■ **Instruction**:
Scan the material for the word "iure", and copy each line where it shows up.

"""

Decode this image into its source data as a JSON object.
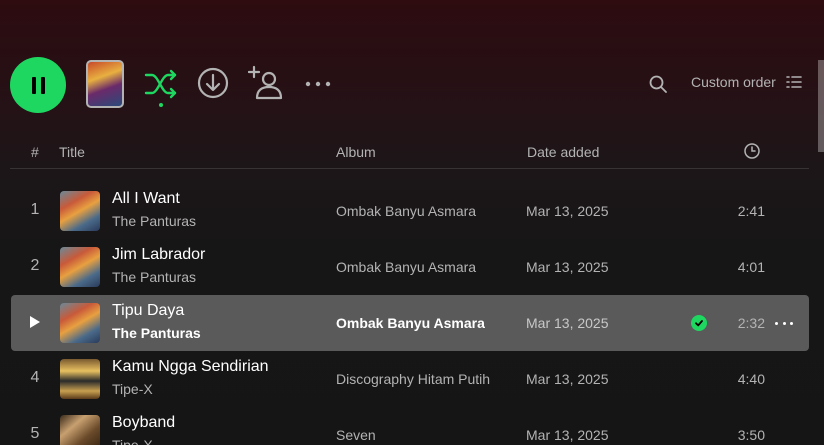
{
  "actions": {
    "sort_label": "Custom order"
  },
  "table": {
    "col_num": "#",
    "col_title": "Title",
    "col_album": "Album",
    "col_date": "Date added"
  },
  "tracks": [
    {
      "num": "1",
      "title": "All I Want",
      "artist": "The Panturas",
      "album": "Ombak Banyu Asmara",
      "date": "Mar 13, 2025",
      "duration": "2:41"
    },
    {
      "num": "2",
      "title": "Jim Labrador",
      "artist": "The Panturas",
      "album": "Ombak Banyu Asmara",
      "date": "Mar 13, 2025",
      "duration": "4:01"
    },
    {
      "num": "3",
      "title": "Tipu Daya",
      "artist": "The Panturas",
      "album": "Ombak Banyu Asmara",
      "date": "Mar 13, 2025",
      "duration": "2:32"
    },
    {
      "num": "4",
      "title": "Kamu Ngga Sendirian",
      "artist": "Tipe-X",
      "album": "Discography Hitam Putih",
      "date": "Mar 13, 2025",
      "duration": "4:40"
    },
    {
      "num": "5",
      "title": "Boyband",
      "artist": "Tipe-X",
      "album": "Seven",
      "date": "Mar 13, 2025",
      "duration": "3:50"
    }
  ],
  "colors": {
    "accent": "#1ed760",
    "row_highlight": "#5a5a5a"
  },
  "icons": [
    "pause-icon",
    "shuffle-icon",
    "download-icon",
    "invite-collaborator-icon",
    "more-icon",
    "search-icon",
    "list-icon",
    "clock-icon",
    "play-icon",
    "check-icon"
  ]
}
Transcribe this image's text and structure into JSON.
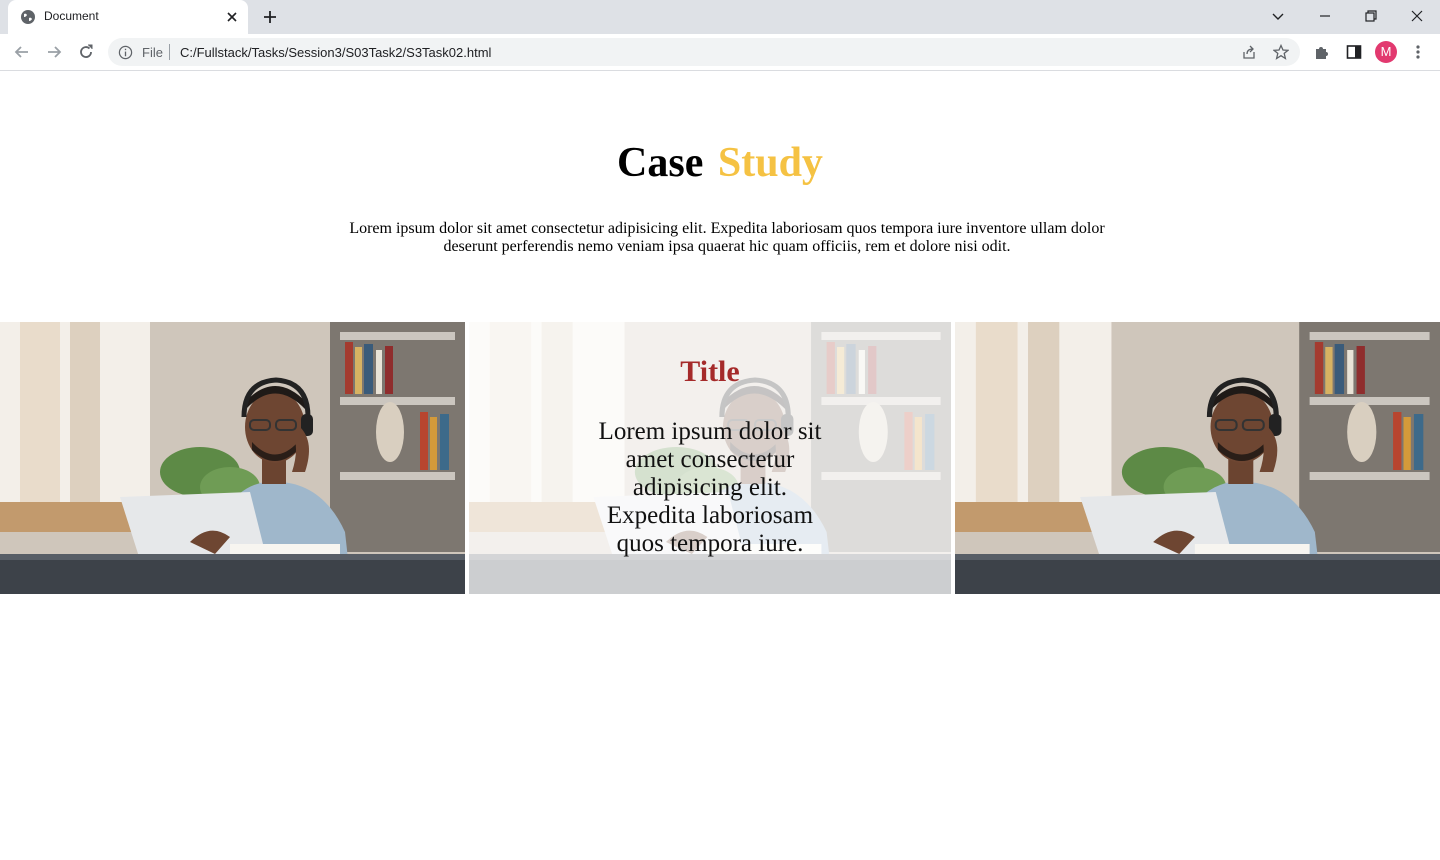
{
  "browser": {
    "tab_title": "Document",
    "scheme_label": "File",
    "url": "C:/Fullstack/Tasks/Session3/S03Task2/S3Task02.html",
    "profile_initial": "M",
    "profile_color": "#e2396f"
  },
  "page": {
    "heading_part1": "Case",
    "heading_part2": "Study",
    "heading_accent_color": "#f5c243",
    "intro": "Lorem ipsum dolor sit amet consectetur adipisicing elit. Expedita laboriosam quos tempora iure inventore ullam dolor deserunt perferendis nemo veniam ipsa quaerat hic quam officiis, rem et dolore nisi odit.",
    "cards": [
      {
        "image": "man-with-headphones-laptop-photo"
      },
      {
        "image": "man-with-headphones-laptop-photo",
        "title": "Title",
        "text": "Lorem ipsum dolor sit amet consectetur adipisicing elit. Expedita laboriosam quos tempora iure.",
        "title_color": "#a52a2a"
      },
      {
        "image": "man-with-headphones-laptop-photo"
      }
    ]
  }
}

"""

■ **Response to this task**:
    "intro": "Lorem ipsum dolor sit amet consectetur adipisicing elit. Expedita laboriosam quos tempora iure inventore ullam dolor deserunt perferendis nemo veniam ipsa quaerat hic quam officiis, rem et dolore nisi odit.",
        "text": "Lorem ipsum dolor sit amet consectetur adipisicing elit. Expedita laboriosam quos tempora iure.",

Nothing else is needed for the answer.